— start —

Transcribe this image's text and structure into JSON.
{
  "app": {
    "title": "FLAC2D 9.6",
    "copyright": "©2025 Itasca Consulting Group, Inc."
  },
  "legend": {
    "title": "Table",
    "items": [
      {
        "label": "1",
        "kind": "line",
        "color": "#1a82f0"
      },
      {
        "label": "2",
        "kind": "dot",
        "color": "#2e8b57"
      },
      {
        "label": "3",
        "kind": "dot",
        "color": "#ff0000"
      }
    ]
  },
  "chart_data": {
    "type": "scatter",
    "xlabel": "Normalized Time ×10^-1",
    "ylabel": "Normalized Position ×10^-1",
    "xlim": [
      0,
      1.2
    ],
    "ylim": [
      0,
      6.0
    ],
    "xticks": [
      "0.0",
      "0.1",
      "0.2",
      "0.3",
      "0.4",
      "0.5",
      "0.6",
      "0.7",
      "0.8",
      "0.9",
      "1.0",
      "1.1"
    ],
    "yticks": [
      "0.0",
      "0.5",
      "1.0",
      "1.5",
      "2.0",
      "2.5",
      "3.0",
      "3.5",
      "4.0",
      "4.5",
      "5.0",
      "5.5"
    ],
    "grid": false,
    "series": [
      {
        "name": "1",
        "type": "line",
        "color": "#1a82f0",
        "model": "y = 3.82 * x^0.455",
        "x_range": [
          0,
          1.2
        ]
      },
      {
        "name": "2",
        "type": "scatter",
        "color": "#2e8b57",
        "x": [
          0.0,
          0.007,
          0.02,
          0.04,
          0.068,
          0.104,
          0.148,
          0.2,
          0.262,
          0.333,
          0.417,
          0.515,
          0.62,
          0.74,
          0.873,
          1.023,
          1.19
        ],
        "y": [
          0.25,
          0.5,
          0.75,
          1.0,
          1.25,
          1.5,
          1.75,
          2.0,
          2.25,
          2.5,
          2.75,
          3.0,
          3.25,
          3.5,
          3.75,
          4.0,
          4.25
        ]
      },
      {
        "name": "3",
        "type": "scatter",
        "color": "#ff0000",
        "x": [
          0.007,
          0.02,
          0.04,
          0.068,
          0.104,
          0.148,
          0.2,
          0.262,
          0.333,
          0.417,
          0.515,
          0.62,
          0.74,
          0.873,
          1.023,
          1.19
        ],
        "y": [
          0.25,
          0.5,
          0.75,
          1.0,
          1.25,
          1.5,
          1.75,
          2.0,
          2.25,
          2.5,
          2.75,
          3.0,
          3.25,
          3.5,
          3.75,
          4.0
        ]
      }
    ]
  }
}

— end —

» TASK DIRECTIONS
In the records above, how many lines include the string "type"? Answer with only the number.

» FINISHED EXERCISE
4